**What is needed:** Scan the lines below; pull out those with "LECHE".
[begin Material to process]
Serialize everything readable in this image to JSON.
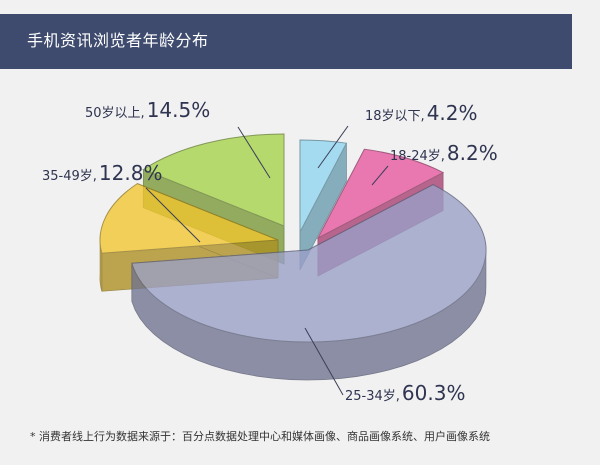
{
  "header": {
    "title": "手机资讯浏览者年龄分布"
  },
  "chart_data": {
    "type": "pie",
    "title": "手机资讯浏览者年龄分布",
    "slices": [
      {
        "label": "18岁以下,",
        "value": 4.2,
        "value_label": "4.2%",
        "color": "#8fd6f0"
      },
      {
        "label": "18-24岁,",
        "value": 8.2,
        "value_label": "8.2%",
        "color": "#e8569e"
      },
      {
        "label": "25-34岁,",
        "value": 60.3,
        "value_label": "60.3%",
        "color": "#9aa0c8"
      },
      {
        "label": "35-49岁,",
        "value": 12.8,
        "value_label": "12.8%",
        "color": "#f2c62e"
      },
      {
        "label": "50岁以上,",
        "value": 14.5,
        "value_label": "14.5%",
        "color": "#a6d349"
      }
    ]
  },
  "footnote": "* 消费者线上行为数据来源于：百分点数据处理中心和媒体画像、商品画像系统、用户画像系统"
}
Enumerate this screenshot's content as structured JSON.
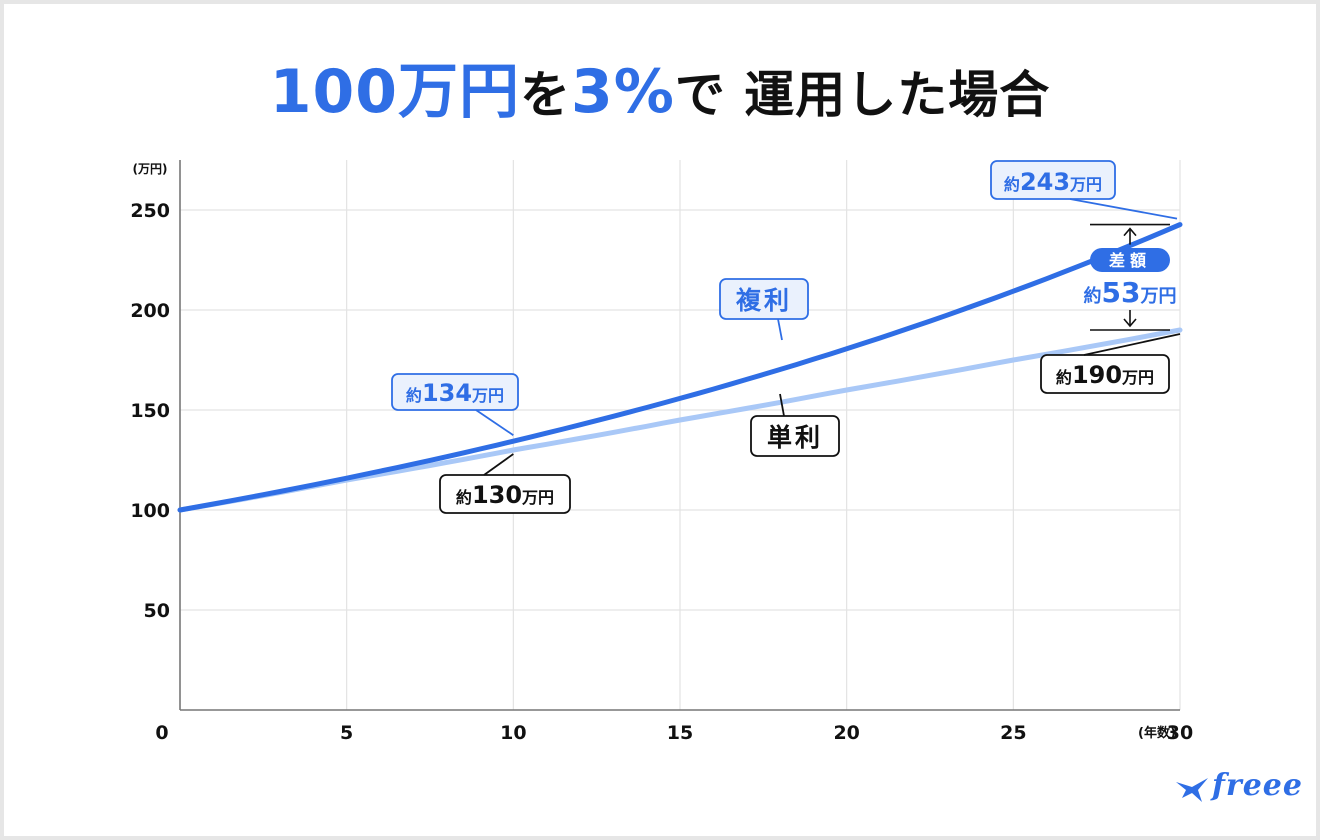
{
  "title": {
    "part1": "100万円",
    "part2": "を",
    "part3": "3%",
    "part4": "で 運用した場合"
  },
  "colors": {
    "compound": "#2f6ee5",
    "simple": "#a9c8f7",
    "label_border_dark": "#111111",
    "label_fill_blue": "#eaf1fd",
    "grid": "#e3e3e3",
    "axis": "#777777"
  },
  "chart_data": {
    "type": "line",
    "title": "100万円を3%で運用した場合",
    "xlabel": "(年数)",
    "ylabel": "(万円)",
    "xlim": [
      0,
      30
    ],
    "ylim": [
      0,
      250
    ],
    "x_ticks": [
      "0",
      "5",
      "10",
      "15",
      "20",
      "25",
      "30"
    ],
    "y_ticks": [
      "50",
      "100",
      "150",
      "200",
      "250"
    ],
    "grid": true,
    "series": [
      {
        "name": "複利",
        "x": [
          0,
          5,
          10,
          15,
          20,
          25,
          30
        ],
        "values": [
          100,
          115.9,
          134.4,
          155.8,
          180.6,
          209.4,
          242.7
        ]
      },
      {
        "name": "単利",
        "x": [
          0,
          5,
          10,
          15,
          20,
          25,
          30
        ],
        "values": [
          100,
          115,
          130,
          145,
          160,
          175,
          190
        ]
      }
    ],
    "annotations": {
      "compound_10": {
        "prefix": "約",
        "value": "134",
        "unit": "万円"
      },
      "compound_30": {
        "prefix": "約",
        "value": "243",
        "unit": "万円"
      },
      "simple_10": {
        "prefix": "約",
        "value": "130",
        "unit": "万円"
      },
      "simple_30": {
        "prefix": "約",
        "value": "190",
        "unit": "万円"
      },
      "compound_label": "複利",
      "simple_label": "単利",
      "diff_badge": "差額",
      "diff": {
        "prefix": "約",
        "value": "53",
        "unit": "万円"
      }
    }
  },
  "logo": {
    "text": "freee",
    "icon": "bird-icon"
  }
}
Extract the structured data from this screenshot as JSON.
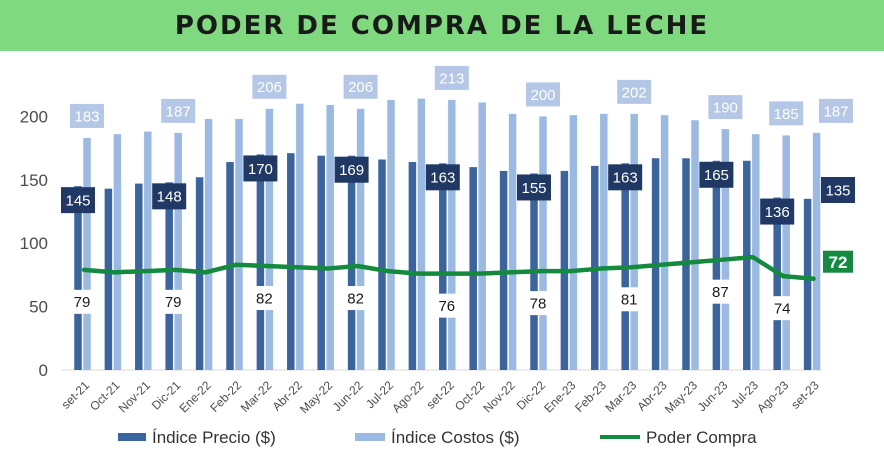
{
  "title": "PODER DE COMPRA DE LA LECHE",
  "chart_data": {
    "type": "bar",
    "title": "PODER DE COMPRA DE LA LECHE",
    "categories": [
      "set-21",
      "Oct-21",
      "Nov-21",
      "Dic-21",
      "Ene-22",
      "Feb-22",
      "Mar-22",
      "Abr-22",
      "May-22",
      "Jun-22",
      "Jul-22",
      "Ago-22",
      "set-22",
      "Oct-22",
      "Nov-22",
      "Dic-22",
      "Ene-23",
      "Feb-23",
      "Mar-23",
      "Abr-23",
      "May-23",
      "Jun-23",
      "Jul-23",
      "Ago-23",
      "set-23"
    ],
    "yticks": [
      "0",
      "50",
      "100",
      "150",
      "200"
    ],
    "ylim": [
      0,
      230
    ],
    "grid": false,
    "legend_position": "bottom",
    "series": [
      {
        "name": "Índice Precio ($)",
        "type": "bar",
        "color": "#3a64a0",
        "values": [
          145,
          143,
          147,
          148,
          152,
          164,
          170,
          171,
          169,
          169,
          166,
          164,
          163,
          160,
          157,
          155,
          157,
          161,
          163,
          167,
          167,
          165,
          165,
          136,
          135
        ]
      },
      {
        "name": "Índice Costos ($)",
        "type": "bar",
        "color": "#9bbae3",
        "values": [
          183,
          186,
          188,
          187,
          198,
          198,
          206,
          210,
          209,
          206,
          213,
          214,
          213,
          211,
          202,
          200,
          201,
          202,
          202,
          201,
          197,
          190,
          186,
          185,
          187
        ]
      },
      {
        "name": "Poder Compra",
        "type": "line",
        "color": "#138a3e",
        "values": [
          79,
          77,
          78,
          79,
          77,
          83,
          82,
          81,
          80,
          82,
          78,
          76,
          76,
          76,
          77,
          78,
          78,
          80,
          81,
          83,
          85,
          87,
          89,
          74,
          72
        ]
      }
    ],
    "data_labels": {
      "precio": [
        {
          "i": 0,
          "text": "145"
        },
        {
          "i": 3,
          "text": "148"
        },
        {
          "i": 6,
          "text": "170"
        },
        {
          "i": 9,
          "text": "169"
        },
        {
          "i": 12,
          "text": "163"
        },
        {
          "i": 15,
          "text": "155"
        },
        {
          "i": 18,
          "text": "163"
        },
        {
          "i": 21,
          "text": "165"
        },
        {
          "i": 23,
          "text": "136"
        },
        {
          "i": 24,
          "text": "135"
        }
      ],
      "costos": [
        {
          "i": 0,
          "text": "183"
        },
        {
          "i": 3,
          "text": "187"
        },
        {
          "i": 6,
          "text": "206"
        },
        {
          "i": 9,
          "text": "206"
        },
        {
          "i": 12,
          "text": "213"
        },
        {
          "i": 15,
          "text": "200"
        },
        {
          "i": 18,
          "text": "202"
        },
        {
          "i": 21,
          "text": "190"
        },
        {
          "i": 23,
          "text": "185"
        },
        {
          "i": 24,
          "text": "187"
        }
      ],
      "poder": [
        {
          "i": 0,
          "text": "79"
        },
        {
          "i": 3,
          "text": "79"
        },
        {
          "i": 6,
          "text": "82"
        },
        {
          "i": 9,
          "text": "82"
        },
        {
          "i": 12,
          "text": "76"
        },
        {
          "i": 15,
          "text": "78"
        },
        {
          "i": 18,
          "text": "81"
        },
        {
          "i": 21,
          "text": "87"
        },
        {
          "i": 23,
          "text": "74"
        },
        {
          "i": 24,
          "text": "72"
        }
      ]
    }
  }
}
[end Material to process]
**Task response:**
  "title": "PODER DE COMPRA DE LA LECHE",
    "title": "PODER DE COMPRA DE LA LECHE",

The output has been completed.